**Given text**
-- START --

# Center Display dead pixels



## GTi 1.8T (Mar 15, 2000)

Hi, 
My center display (instrument cluster) has several dead pixels. So much, that its impossible now to read anything (MPG, etc).
Is there a way to just get that display part, instead of changing the whole instrument cluster? 
If so, how easy is the install? immobilizer problem? 

Thank you!


----------



## TTC2k5 (May 23, 2008)

Usually two options.

repair:$$$, at places like....http://www.modulemaster.com/en/services/instrument_clusters.php


replace:$$$$$ from local dealer.

cheers


----------



## GTi 1.8T (Mar 15, 2000)

What about the ebay display unit that is selling? Anyone have tried it before?
Thanks


----------



## poopie (Feb 22, 2005)

people have used them with good results. have you ever reworked surfaced mounted components before? You might want to have a good electrical technician/engineer rework it for you.


----------



## DurTTy (Aug 14, 2007)

check ebay... there is actually vendors there that will offer to rebuild the4 cluster. 

i had my center LCD screen replaced by a locaal guy who offered the rebuild through ebay.


HERE IS THE SCREEN

HERE IS COMPLETE REBUILD


----------



## wrparrish (Nov 13, 2008)

I bought the $70 LCD screen, and installed it. I then reflowed the solder joints for the led backlighting on the temperature and fuel, as they would not illuminate unless you pressed the cluster inward. I never had any problems with the needles, so for $70 and 30 minutes of time, i was able to have my lcd display fixed, and a working as intended cluster.

-- END --

**Material provided**
-- START --

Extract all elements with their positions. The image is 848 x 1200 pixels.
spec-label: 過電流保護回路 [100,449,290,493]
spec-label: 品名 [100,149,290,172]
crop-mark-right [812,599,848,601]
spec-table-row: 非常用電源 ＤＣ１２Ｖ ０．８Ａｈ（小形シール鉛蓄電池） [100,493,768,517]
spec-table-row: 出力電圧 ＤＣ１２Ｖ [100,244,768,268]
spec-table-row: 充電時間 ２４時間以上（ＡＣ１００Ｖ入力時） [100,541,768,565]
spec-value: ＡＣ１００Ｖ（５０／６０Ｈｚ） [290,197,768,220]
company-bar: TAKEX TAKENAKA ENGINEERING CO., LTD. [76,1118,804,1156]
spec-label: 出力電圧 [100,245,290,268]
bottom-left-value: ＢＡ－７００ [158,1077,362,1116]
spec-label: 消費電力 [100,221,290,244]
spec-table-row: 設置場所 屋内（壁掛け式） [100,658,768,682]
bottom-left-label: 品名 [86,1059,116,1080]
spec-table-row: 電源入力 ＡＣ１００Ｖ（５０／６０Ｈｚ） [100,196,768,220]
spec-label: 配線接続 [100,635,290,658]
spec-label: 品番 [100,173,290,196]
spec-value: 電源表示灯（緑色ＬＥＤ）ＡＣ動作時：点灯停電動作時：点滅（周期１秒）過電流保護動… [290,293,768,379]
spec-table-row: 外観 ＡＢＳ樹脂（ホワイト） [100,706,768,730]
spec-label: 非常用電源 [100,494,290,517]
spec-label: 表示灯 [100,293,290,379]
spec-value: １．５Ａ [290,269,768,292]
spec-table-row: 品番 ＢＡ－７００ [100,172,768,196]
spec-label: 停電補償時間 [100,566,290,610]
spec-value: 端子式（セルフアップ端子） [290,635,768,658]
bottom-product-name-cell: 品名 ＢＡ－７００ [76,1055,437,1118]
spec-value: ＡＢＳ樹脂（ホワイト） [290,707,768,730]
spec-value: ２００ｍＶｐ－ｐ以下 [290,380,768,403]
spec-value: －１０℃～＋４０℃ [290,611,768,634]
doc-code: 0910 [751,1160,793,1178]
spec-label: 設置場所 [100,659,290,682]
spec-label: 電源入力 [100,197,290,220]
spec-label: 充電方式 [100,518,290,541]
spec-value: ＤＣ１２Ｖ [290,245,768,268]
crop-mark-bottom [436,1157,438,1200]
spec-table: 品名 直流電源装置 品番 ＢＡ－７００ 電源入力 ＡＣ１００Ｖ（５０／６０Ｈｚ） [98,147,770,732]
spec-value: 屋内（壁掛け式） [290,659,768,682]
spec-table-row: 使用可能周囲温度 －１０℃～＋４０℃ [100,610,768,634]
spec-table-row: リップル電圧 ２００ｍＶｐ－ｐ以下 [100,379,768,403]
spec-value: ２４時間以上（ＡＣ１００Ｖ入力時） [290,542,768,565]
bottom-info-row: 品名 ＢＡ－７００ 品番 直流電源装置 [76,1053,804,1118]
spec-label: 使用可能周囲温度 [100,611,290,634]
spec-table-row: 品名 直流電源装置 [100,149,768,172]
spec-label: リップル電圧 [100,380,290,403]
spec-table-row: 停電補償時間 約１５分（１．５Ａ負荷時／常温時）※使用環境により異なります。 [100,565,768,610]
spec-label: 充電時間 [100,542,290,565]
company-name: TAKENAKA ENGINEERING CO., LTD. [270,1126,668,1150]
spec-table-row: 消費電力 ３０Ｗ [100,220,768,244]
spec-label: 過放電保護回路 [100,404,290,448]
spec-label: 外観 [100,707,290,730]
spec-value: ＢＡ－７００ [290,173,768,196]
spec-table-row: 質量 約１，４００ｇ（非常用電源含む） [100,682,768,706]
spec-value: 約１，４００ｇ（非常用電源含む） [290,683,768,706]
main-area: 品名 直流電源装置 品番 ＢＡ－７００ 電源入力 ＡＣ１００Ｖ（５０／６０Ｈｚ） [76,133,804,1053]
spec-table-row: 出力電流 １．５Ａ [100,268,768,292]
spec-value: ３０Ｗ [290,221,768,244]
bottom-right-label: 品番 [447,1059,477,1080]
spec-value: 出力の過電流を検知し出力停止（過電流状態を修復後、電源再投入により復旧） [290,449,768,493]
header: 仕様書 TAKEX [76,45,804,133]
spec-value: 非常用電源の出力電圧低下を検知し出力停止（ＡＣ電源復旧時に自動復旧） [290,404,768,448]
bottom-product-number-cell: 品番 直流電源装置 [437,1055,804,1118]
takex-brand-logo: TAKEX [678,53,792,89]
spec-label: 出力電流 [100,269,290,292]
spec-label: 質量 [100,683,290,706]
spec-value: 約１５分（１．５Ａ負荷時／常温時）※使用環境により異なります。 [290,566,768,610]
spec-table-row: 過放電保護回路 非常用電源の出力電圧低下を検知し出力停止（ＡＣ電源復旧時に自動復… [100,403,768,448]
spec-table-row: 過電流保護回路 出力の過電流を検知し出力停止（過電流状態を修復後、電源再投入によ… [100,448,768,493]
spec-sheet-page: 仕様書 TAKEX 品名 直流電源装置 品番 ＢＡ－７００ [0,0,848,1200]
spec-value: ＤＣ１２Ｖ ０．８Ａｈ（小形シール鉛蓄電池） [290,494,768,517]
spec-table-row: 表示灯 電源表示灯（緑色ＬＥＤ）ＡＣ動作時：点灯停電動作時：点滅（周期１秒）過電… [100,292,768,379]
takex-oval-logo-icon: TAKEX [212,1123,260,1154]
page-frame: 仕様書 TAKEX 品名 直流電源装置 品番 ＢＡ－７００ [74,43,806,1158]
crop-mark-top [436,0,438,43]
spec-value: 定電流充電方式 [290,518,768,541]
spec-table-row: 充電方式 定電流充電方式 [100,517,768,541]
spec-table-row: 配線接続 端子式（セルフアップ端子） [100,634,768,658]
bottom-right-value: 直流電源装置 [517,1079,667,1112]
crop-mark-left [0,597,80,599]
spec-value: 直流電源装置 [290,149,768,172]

-- END --

**What you have to do**
Rewrite the stretch from "Is there a way" through "Usually two options." in the forum thread on center display dead pixels, swapping "instrument cluster" for "gauge cluster".

**Answer for the task**
Is there a way to just get that display part, instead of changing the whole gauge cluster? 
If so, how easy is the install? immobilizer problem? 

Thank you!


----------



## TTC2k5 (May 23, 2008)

Usually two options.